'''

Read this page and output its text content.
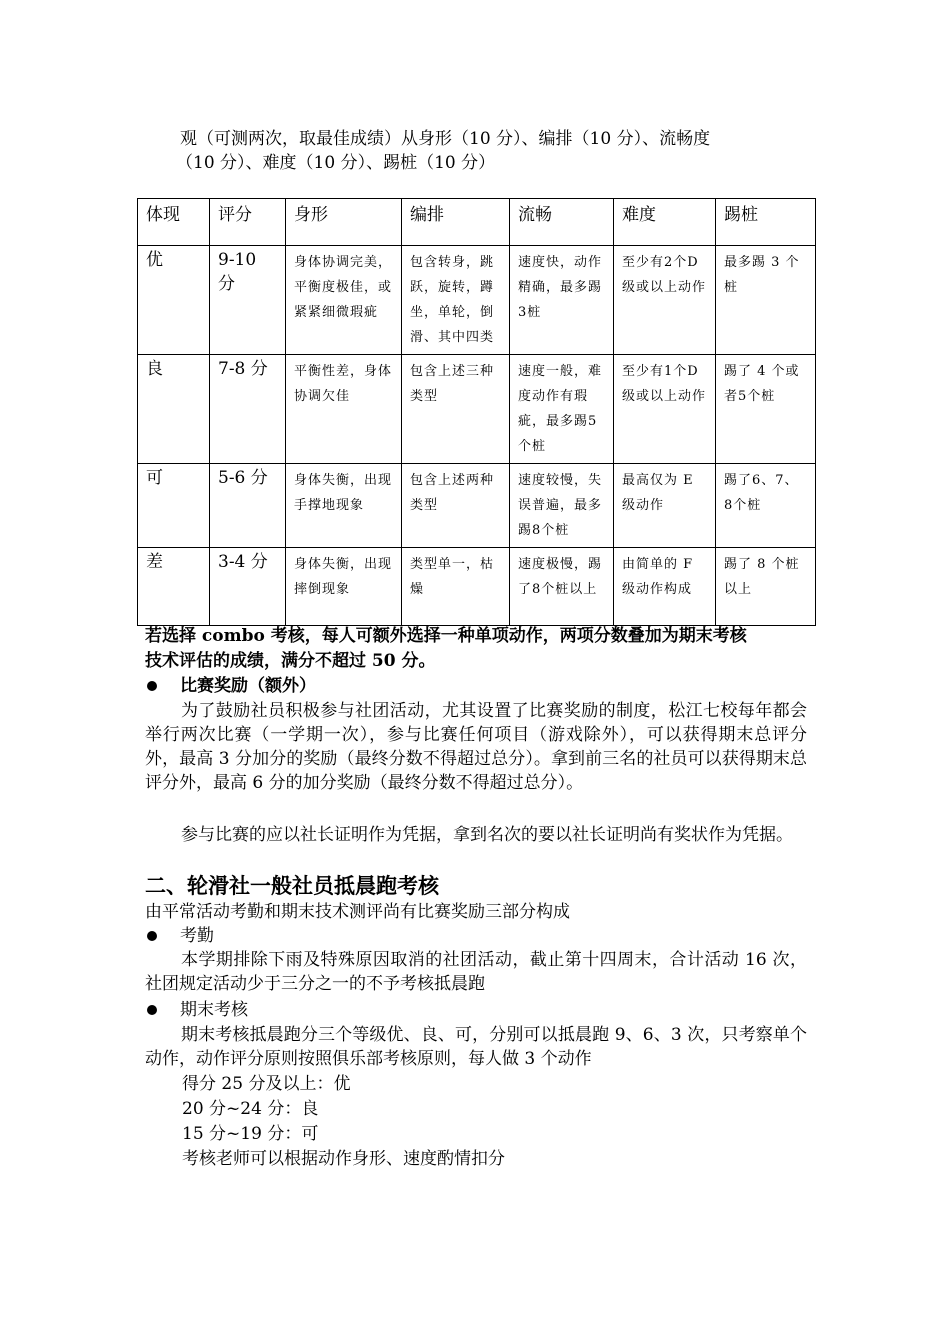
观（可测两次，取最佳成绩）从身形（10 分）、编排（10 分）、流畅度
（10 分）、难度（10 分）、踢桩（10 分）
体现	评分	身形	编排	流畅	难度	踢桩
优	9-10 分	身体协调完美，平衡度极佳，或紧紧细微瑕疵	包含转身，跳跃，旋转，蹲坐，单轮，倒滑、其中四类	速度快，动作精确，最多踢3桩	至少有2个D级或以上动作	最多踢 3 个桩
良	7-8 分	平衡性差，身体协调欠佳	包含上述三种类型	速度一般，难度动作有瑕疵，最多踢5个桩	至少有1个D级或以上动作	踢了 4 个或者5个桩
可	5-6 分	身体失衡，出现手撑地现象	包含上述两种类型	速度较慢，失误普遍，最多踢8个桩	最高仅为 E 级动作	踢了6、7、8个桩
差	3-4 分	身体失衡，出现摔倒现象	类型单一，枯燥	速度极慢，踢了8个桩以上	由简单的 F 级动作构成	踢了 8 个桩以上
若选择 combo 考核，每人可额外选择一种单项动作，两项分数叠加为期末考核
技术评估的成绩，满分不超过 50 分。
比赛奖励（额外）
为了鼓励社员积极参与社团活动，尤其设置了比赛奖励的制度，松江七校每年都会举行两次比赛（一学期一次），参与比赛任何项目（游戏除外），可以获得期末总评分外，最高 3 分加分的奖励（最终分数不得超过总分）。拿到前三名的社员可以获得期末总评分外，最高 6 分的加分奖励（最终分数不得超过总分）。
参与比赛的应以社长证明作为凭据，拿到名次的要以社长证明尚有奖状作为凭据。
二、轮滑社一般社员抵晨跑考核
由平常活动考勤和期末技术测评尚有比赛奖励三部分构成
考勤
本学期排除下雨及特殊原因取消的社团活动，截止第十四周末，合计活动 16 次，社团规定活动少于三分之一的不予考核抵晨跑
期末考核
期末考核抵晨跑分三个等级优、良、可，分别可以抵晨跑 9、6、3 次，只考察单个动作，动作评分原则按照俱乐部考核原则，每人做 3 个动作
得分 25 分及以上：优
20 分~24 分：良
15 分~19 分：可
考核老师可以根据动作身形、速度酌情扣分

'''

• WRITTEN INSTRUCTION
Scan the material above for the word "身体失衡". Copy each line where it occurs.

• REPLY
可	5-6 分	身体失衡，出现手撑地现象	包含上述两种类型	速度较慢，失误普遍，最多踢8个桩	最高仅为 E 级动作	踢了6、7、8个桩
差	3-4 分	身体失衡，出现摔倒现象	类型单一，枯燥	速度极慢，踢了8个桩以上	由简单的 F 级动作构成	踢了 8 个桩以上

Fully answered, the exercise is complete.